> EXERCISE DATA
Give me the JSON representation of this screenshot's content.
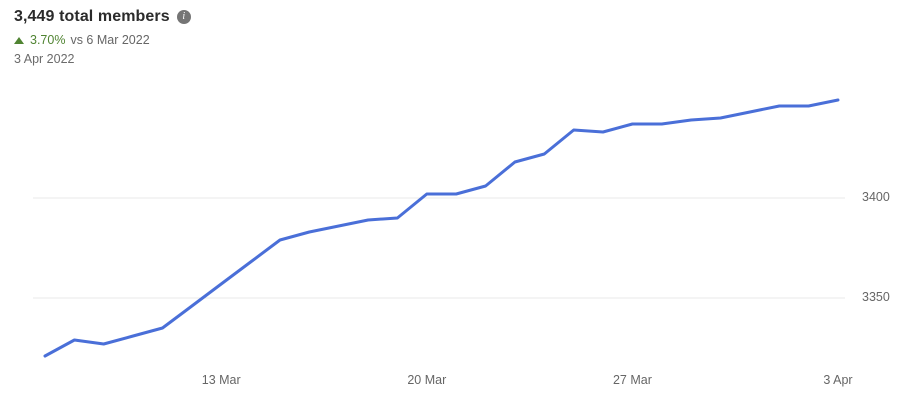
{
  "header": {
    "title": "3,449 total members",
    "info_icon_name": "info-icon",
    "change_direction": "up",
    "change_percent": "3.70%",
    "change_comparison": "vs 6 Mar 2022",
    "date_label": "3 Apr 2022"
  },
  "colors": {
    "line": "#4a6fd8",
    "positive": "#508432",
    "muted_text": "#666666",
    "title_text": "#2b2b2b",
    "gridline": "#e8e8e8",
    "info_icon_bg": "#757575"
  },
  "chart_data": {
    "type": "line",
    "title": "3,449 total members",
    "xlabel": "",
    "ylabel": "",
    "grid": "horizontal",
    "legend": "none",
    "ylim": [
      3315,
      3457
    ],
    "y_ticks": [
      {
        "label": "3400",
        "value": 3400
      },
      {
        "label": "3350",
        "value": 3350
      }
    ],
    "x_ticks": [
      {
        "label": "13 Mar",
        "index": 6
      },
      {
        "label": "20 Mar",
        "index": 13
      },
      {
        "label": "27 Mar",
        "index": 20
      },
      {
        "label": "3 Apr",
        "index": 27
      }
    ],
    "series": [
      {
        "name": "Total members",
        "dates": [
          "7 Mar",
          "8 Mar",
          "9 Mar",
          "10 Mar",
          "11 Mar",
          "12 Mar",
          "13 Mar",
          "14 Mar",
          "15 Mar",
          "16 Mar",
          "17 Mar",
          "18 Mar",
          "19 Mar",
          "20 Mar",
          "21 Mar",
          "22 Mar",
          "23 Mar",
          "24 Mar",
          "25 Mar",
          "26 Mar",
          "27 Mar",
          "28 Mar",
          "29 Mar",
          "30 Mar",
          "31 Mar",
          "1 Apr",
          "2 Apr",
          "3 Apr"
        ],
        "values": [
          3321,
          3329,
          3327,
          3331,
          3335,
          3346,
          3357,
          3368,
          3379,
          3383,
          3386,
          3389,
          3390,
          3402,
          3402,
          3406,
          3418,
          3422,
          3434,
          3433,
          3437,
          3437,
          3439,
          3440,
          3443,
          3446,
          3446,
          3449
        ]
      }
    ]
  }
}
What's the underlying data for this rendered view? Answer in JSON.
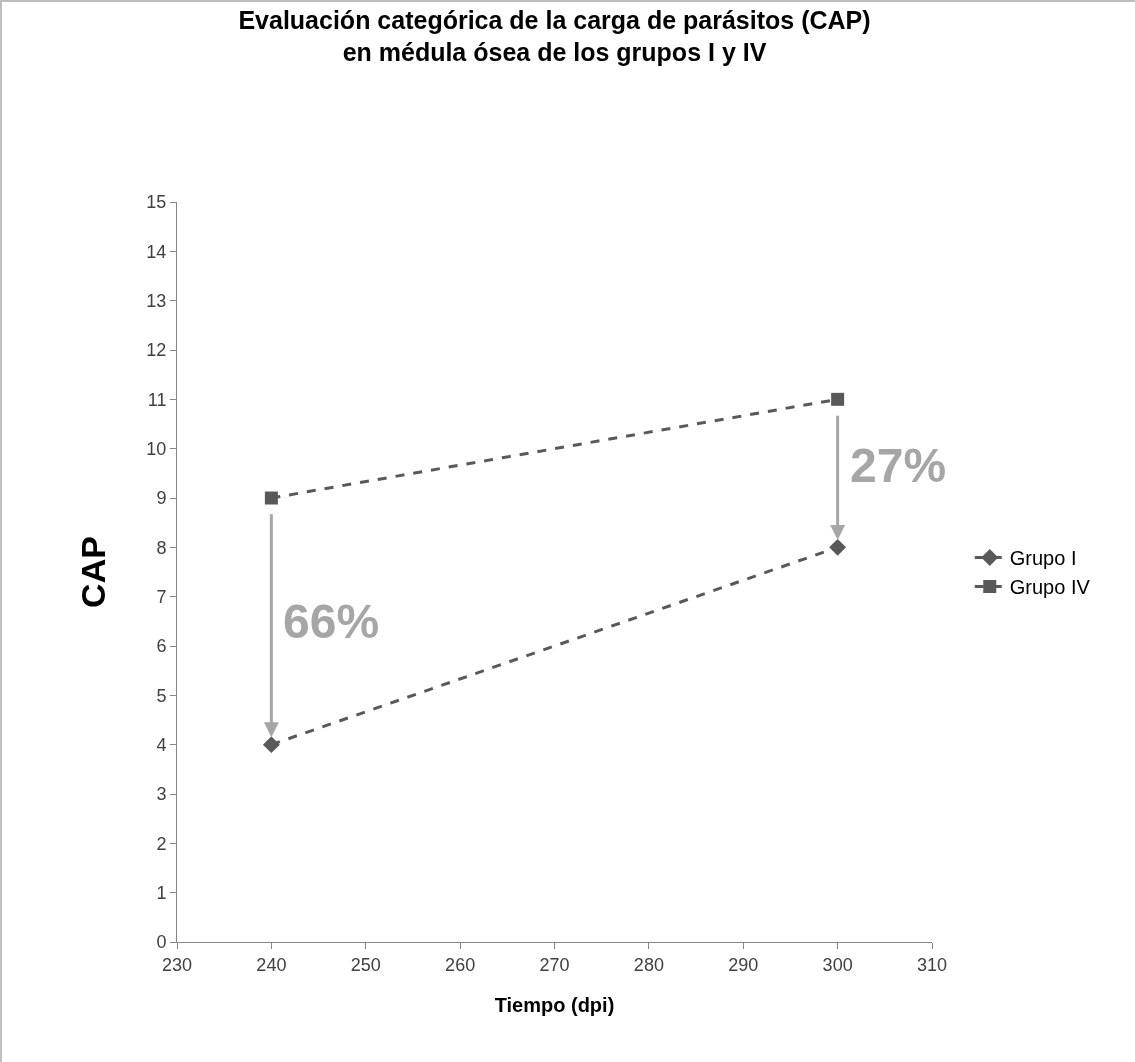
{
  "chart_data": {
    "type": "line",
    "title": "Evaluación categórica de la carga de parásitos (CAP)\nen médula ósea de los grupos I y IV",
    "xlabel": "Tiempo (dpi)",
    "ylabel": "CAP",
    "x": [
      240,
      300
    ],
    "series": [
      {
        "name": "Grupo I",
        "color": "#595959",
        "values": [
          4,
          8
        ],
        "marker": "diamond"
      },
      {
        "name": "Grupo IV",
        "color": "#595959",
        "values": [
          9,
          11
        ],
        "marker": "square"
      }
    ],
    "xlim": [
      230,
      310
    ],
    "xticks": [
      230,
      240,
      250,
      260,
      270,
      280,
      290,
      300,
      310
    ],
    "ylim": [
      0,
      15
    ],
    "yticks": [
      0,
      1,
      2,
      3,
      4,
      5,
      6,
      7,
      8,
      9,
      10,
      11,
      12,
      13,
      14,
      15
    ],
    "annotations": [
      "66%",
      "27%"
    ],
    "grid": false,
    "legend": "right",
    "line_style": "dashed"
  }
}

==

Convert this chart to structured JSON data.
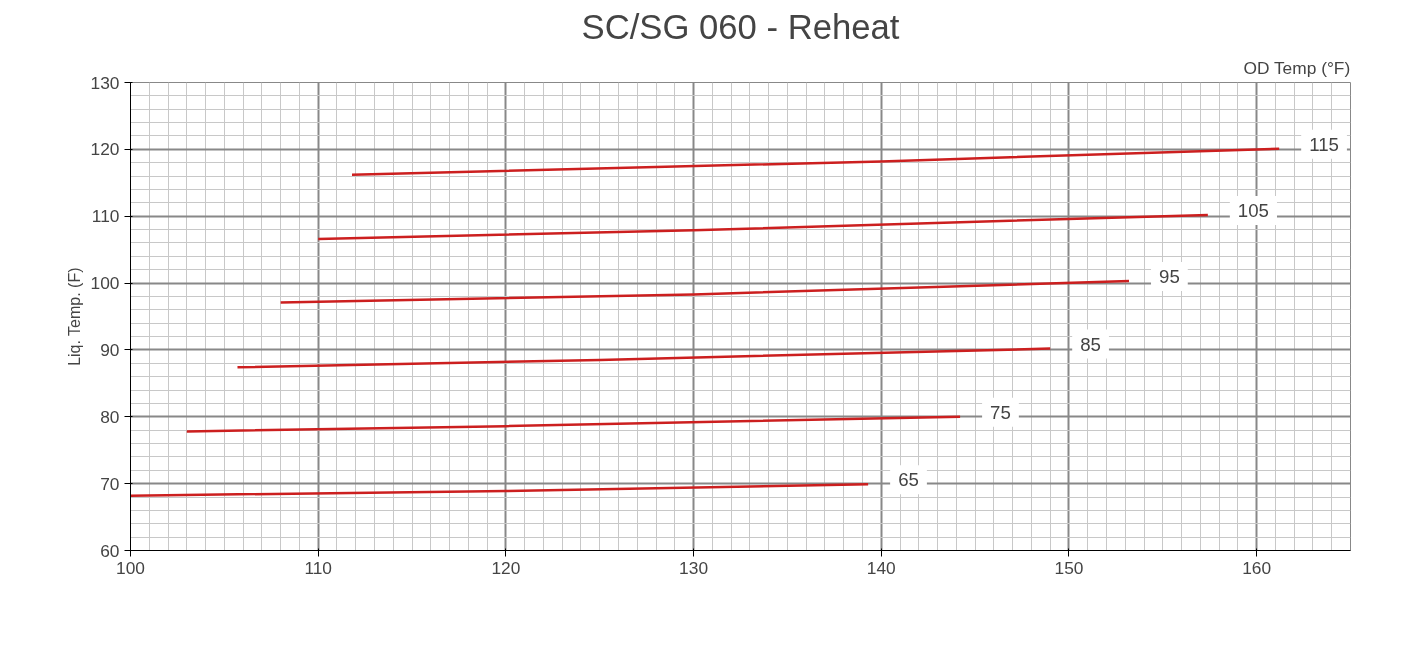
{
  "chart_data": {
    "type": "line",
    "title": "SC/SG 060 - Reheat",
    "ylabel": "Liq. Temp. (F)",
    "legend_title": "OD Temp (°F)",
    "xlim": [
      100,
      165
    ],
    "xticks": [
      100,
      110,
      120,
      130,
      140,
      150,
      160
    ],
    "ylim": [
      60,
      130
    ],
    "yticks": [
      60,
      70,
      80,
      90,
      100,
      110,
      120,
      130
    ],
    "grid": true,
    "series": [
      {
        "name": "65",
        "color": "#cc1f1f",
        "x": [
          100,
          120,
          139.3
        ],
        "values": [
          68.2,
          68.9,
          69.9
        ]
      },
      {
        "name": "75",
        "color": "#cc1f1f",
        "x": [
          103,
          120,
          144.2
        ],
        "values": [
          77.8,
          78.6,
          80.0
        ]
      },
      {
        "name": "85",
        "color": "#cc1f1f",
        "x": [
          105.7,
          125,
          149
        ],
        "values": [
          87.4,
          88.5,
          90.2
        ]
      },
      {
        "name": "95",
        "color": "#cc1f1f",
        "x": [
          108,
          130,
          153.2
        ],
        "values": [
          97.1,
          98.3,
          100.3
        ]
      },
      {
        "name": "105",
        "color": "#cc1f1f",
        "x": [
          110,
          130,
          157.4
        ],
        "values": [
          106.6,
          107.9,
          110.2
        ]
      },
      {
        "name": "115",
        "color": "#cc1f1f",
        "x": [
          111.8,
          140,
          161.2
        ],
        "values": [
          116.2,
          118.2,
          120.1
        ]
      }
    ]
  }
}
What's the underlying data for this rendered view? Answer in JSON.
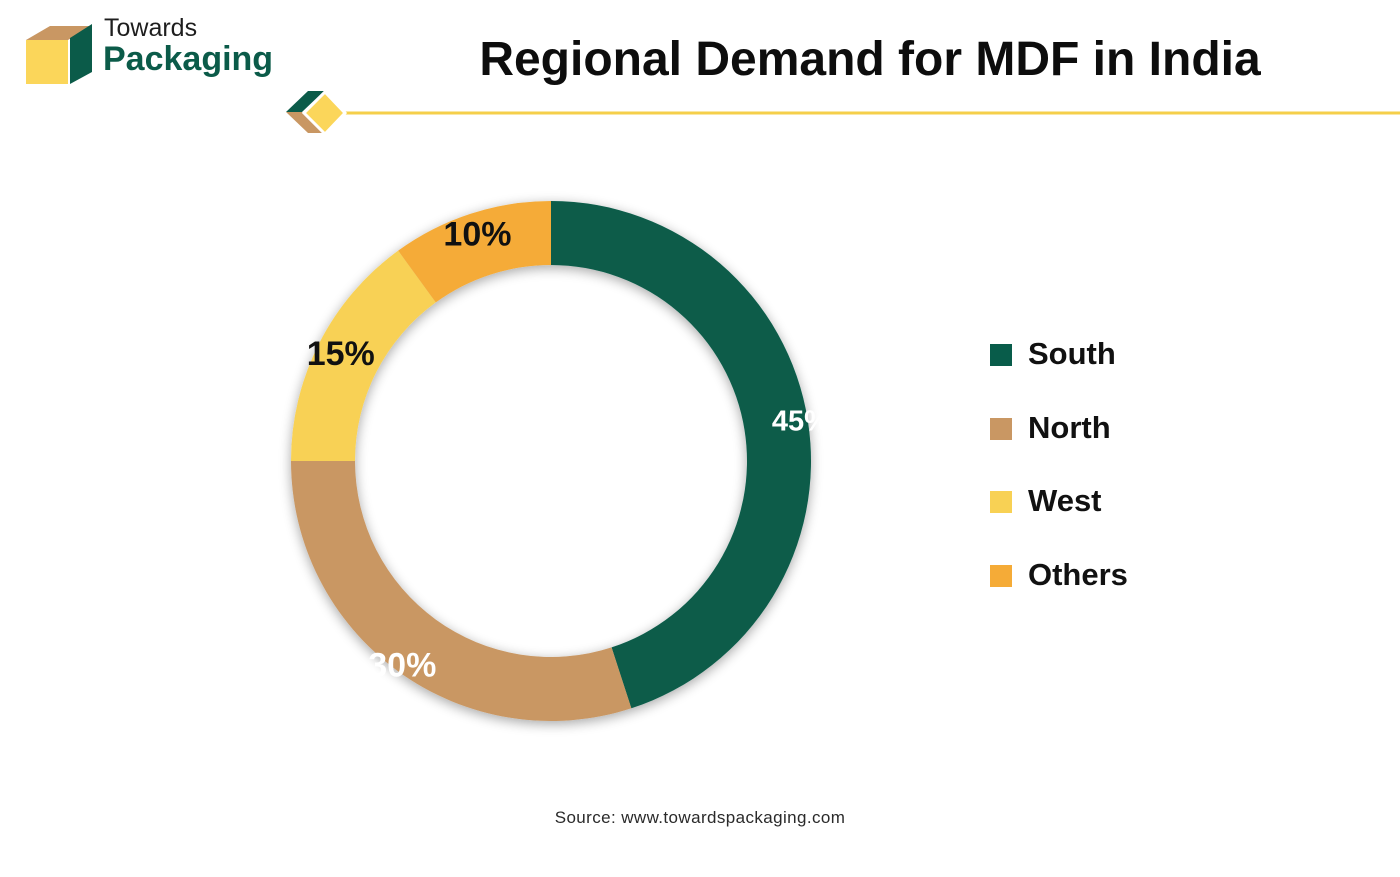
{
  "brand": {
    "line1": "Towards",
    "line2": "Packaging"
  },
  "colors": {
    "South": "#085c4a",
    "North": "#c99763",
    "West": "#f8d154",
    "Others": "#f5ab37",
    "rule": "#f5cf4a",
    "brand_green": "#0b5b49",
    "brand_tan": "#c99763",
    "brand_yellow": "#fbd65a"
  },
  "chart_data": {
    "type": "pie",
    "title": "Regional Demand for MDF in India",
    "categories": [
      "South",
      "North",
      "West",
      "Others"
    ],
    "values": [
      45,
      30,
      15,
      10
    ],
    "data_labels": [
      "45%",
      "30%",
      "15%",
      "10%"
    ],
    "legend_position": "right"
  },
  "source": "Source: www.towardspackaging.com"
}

--

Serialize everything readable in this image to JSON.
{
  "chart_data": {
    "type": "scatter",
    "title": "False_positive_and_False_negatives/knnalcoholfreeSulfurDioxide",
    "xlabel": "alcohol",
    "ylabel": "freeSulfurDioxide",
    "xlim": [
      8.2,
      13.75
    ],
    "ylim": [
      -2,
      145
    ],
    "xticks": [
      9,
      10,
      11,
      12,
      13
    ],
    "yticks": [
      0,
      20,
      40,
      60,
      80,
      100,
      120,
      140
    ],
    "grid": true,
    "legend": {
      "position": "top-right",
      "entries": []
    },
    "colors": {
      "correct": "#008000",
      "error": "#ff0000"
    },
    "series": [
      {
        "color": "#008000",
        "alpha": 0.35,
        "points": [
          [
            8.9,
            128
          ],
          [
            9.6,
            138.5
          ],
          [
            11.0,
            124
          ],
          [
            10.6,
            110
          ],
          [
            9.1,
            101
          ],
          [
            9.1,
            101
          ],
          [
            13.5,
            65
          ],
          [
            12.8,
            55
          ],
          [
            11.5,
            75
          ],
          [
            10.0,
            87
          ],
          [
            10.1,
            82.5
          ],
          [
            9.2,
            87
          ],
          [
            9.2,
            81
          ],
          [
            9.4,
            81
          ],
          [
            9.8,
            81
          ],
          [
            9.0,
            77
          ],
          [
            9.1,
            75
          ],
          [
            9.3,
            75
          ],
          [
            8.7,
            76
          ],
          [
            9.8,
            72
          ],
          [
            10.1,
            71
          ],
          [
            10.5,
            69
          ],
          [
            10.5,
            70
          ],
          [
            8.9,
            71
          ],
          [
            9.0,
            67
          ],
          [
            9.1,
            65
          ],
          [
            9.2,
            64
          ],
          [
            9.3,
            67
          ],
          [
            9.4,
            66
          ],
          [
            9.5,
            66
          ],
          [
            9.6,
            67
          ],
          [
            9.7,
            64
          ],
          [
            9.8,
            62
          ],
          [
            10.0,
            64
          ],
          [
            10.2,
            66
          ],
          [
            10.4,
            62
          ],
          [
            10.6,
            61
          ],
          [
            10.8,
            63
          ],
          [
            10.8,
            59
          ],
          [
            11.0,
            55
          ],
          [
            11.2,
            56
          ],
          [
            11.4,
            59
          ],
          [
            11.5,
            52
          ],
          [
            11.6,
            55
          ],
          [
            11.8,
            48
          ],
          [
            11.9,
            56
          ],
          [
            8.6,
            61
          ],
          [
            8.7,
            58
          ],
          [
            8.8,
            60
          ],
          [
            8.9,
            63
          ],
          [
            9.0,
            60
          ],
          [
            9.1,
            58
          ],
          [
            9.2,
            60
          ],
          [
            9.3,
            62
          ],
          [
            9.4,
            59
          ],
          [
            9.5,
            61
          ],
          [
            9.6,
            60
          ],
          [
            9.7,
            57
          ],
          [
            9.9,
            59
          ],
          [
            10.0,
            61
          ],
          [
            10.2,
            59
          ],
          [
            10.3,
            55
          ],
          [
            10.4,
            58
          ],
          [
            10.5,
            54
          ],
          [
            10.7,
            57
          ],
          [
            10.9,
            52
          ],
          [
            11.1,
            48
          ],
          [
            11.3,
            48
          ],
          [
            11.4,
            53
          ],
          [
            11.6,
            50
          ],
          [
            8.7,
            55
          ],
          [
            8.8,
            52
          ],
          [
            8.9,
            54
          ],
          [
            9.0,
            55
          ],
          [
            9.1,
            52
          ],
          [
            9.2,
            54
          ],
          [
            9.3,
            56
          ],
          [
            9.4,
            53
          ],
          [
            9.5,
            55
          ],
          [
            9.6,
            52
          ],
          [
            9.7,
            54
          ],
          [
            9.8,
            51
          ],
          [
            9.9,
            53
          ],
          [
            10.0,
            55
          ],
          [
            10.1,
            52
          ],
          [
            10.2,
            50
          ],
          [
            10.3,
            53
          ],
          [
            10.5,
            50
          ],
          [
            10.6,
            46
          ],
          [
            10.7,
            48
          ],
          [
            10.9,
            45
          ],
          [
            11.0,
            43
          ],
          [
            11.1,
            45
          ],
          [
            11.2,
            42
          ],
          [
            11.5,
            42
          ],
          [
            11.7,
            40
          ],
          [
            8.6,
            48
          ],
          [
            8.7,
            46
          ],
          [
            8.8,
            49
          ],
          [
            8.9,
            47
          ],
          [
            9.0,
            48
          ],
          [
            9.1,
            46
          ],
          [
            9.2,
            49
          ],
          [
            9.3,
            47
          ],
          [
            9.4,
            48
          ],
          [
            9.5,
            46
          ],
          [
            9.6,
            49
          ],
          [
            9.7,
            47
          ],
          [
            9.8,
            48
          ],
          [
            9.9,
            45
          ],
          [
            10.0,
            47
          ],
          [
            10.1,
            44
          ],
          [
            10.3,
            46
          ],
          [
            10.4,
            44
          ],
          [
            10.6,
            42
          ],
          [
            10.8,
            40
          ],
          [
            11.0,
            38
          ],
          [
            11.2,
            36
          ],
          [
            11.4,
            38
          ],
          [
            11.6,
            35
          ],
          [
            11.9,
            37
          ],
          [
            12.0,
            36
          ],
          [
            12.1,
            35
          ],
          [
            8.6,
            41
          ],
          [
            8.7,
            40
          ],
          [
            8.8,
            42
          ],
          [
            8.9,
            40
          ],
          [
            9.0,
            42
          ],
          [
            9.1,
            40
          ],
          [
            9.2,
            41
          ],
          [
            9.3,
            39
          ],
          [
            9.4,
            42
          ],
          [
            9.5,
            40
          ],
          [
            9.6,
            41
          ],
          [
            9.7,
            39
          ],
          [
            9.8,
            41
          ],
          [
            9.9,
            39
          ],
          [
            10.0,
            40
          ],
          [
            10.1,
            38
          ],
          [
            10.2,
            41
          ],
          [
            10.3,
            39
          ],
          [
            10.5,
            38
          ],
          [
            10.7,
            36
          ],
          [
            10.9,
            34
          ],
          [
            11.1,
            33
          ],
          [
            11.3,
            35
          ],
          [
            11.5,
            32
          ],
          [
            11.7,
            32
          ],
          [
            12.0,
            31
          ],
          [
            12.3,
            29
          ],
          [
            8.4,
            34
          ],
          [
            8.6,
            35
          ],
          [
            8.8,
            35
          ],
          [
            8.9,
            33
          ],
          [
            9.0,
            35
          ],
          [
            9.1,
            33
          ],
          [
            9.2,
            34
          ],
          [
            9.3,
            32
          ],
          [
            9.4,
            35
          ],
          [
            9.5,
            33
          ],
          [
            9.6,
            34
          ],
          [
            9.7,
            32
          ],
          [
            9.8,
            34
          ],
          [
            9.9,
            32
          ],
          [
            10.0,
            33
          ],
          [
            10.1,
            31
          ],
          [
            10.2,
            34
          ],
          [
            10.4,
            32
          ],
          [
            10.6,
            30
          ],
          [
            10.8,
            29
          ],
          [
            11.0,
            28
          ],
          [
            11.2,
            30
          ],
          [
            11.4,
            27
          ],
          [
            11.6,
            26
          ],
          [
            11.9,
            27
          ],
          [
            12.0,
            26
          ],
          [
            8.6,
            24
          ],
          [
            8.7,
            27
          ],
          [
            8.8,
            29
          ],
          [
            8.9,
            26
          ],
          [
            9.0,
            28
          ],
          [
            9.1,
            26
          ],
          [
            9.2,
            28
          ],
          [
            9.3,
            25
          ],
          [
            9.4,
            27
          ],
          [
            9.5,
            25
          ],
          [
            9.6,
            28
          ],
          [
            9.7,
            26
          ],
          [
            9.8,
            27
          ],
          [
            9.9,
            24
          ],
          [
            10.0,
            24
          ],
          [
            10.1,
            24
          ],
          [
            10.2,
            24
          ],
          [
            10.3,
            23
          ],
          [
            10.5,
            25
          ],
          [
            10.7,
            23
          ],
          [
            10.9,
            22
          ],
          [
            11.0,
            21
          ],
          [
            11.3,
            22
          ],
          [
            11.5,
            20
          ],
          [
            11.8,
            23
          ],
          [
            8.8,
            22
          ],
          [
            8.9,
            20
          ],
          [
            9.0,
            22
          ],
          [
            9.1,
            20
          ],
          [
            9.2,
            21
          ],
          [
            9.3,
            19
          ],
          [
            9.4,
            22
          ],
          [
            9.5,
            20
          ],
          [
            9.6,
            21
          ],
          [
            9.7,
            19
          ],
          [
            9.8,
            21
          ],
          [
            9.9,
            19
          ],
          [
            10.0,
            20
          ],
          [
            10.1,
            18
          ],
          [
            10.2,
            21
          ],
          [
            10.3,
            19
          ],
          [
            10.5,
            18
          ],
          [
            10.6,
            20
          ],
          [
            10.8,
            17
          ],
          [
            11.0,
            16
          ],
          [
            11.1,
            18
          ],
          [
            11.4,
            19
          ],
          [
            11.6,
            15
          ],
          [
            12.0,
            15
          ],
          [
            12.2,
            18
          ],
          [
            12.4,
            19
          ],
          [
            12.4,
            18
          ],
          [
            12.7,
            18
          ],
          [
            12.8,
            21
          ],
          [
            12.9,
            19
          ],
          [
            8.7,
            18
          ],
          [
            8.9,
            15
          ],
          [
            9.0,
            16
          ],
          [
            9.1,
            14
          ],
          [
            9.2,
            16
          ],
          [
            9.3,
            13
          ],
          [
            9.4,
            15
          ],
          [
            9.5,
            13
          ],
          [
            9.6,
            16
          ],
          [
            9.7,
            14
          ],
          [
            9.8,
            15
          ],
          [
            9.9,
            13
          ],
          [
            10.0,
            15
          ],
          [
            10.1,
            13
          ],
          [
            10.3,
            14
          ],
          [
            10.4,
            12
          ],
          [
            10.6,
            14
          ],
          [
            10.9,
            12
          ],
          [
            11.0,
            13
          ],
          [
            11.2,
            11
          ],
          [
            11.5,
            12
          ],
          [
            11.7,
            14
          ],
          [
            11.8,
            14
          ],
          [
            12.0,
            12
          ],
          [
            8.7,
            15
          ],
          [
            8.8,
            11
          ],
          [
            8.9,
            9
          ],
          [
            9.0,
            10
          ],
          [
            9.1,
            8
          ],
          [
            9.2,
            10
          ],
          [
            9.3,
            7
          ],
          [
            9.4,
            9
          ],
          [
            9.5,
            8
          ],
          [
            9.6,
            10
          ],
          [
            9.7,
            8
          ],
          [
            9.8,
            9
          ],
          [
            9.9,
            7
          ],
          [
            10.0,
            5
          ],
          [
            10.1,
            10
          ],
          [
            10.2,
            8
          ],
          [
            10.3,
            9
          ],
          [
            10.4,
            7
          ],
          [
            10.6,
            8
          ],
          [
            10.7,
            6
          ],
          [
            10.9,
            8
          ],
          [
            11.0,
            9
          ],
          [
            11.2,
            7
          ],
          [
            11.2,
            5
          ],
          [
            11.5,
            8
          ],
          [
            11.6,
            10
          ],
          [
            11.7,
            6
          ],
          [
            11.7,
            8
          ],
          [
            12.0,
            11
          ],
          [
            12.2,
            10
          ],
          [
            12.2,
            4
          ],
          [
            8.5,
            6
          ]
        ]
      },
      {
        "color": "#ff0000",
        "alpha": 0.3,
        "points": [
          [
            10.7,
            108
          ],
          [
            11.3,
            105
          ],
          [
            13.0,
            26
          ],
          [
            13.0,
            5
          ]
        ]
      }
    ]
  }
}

> AIM
What is the number of lines that hold the string "Temp"? Reply with that number alone.

> RESPONSE TO THE TASK
2